Render the material from the line with "291, 192, 302]" to the line with "177, 294, 201]", both included, as a JSON list of strings with one string per line, omitting any blank lines.

═════ SUPPLIED INFORMATION

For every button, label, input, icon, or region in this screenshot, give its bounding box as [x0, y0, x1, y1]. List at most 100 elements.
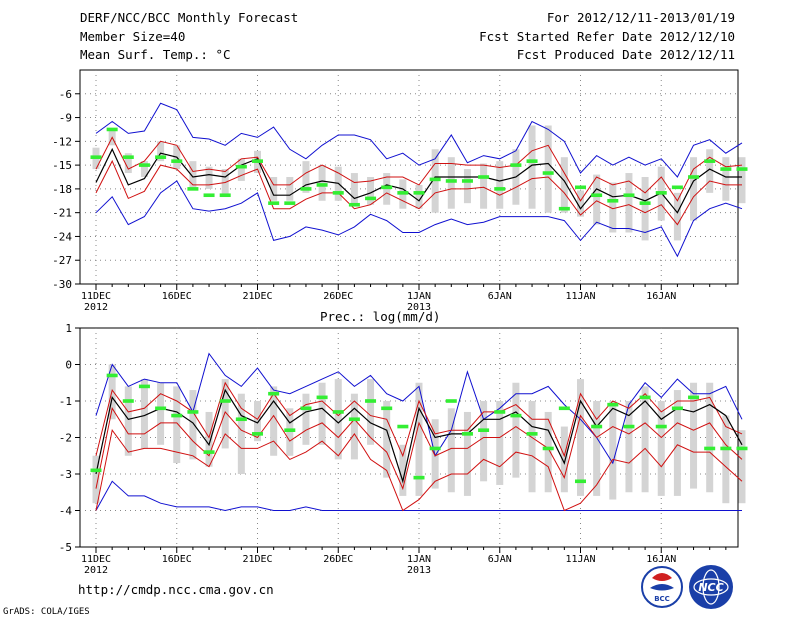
temp-x-tick-label: 16DEC	[162, 291, 192, 302]
precip-ensemble-bar	[690, 382, 698, 489]
temp-lower-line	[95, 159, 742, 226]
precip-ensemble-bar	[609, 401, 617, 500]
temp-x-tick-label: 1JAN	[407, 291, 431, 302]
temp-observed-marker	[106, 127, 118, 132]
temp-ensemble-bar	[286, 177, 294, 201]
temp-y-tick-label: -21	[52, 207, 72, 220]
temp-observed-marker	[235, 164, 247, 169]
temp-observed-marker	[268, 201, 280, 205]
precip-observed-marker	[252, 432, 263, 436]
temp-y-tick-label: -12	[52, 135, 72, 148]
temp-y-tick-label: -6	[59, 88, 72, 101]
precip-ensemble-bar	[496, 401, 504, 485]
temp-ensemble-bar	[690, 157, 698, 221]
temp-observed-marker	[365, 196, 377, 201]
bcc-logo-text: BCC	[654, 595, 670, 603]
temp-ensemble-bar	[722, 157, 730, 201]
precip-observed-marker	[235, 417, 247, 422]
precip-x-tick-label: 11DEC	[81, 554, 111, 565]
temp-observed-marker	[381, 185, 393, 190]
precip-ensemble-bar	[528, 401, 536, 493]
precip-observed-marker	[397, 424, 409, 429]
precip-ensemble-bar	[92, 455, 100, 504]
temp-observed-marker	[655, 191, 667, 195]
temp-observed-marker	[688, 175, 700, 179]
temp-ensemble-bar	[577, 190, 584, 217]
precip-observed-marker	[494, 410, 506, 414]
member-size: Member Size=40	[80, 29, 186, 44]
temp-observed-marker	[607, 198, 619, 203]
precip-min-line	[95, 480, 742, 512]
temp-x-tick-label: 6JAN	[488, 291, 512, 302]
precip-ensemble-bar	[706, 382, 714, 493]
temp-observed-marker	[122, 155, 134, 159]
temp-ensemble-bar	[528, 125, 536, 209]
precip-ensemble-bar	[173, 386, 181, 464]
precip-lowest-line	[95, 428, 743, 512]
temp-ensemble-bar	[641, 177, 649, 241]
temp-upper-line	[95, 136, 743, 202]
precip-ensemble-bar	[350, 393, 358, 460]
precip-observed-marker	[445, 399, 457, 403]
precip-observed-marker	[704, 446, 716, 451]
precip-observed-marker	[510, 413, 522, 418]
precip-ensemble-bar	[625, 401, 633, 493]
footer-url[interactable]: http://cmdp.ncc.cma.gov.cn	[78, 582, 274, 597]
temp-observed-marker	[542, 171, 554, 175]
precip-upper-line	[95, 381, 743, 458]
precip-observed-marker	[429, 446, 441, 451]
temp-observed-marker	[575, 185, 586, 190]
temp-observed-marker	[671, 185, 683, 190]
precip-y-tick-label: -1	[59, 395, 72, 408]
precip-ensemble-bar	[367, 379, 375, 445]
precip-observed-marker	[413, 475, 425, 480]
precip-x-tick-label: 1JAN	[407, 554, 431, 565]
temp-x-tick-label: 21DEC	[242, 291, 272, 302]
precip-ensemble-bar	[399, 444, 407, 496]
temp-observed-marker	[413, 191, 425, 195]
temp-ensemble-bar	[140, 161, 148, 177]
temp-observed-marker	[300, 187, 312, 191]
variable-label: Mean Surf. Temp.: °C	[80, 47, 231, 62]
temp-ensemble-bar	[609, 182, 617, 233]
precip-x-year-label: 2012	[84, 565, 108, 576]
temp-y-tick-label: -24	[52, 230, 72, 243]
bcc-logo: BCC	[641, 566, 683, 608]
precip-ensemble-bar	[383, 401, 391, 478]
precip-observed-marker	[171, 413, 183, 418]
precip-x-tick-label: 11JAN	[565, 554, 595, 565]
temp-observed-marker	[720, 167, 732, 171]
temp-observed-marker	[332, 191, 344, 195]
temp-ensemble-bar	[124, 153, 132, 174]
precip-ensemble-bar	[157, 382, 165, 445]
temp-ensemble-bar	[447, 157, 455, 209]
precip-observed-marker	[90, 468, 102, 473]
temp-max-line	[95, 102, 743, 178]
precip-observed-marker	[558, 406, 570, 411]
temp-observed-marker	[704, 159, 716, 163]
temp-x-tick-label: 16JAN	[646, 291, 676, 302]
precip-x-tick-label: 16JAN	[646, 554, 676, 565]
temp-observed-marker	[591, 193, 603, 198]
precip-ensemble-bar	[140, 379, 148, 449]
precip-observed-marker	[332, 410, 344, 414]
precip-ensemble-bar	[463, 411, 471, 496]
temp-ensemble-bar	[157, 141, 165, 162]
temp-observed-marker	[639, 201, 651, 205]
precip-ensemble-bar	[415, 382, 423, 496]
precip-max-line	[95, 352, 743, 465]
temp-observed-marker	[736, 167, 748, 171]
temp-ensemble-bar	[350, 173, 358, 205]
precip-ensemble-bar	[560, 426, 568, 493]
precip-ensemble-bar	[205, 411, 213, 467]
precip-observed-marker	[688, 395, 700, 400]
temp-ensemble-bar	[593, 174, 601, 225]
temp-ensemble-bar	[189, 161, 197, 189]
forecast-produced-date: Fcst Produced Date 2012/12/11	[516, 47, 735, 62]
grads-credit: GrADS: COLA/IGES	[3, 607, 90, 617]
precip-observed-marker	[607, 402, 619, 407]
temp-x-year-label: 2013	[407, 302, 431, 313]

══════════

THE RESULT:
[
  "temp-x-tick-label: 16DEC\t[162, 291, 192, 302]",
  "precip-ensemble-bar\t[690, 382, 698, 489]",
  "temp-lower-line\t[95, 159, 742, 226]",
  "precip-ensemble-bar\t[609, 401, 617, 500]",
  "temp-x-tick-label: 1JAN\t[407, 291, 431, 302]",
  "temp-observed-marker\t[106, 127, 118, 132]",
  "temp-ensemble-bar\t[286, 177, 294, 201]"
]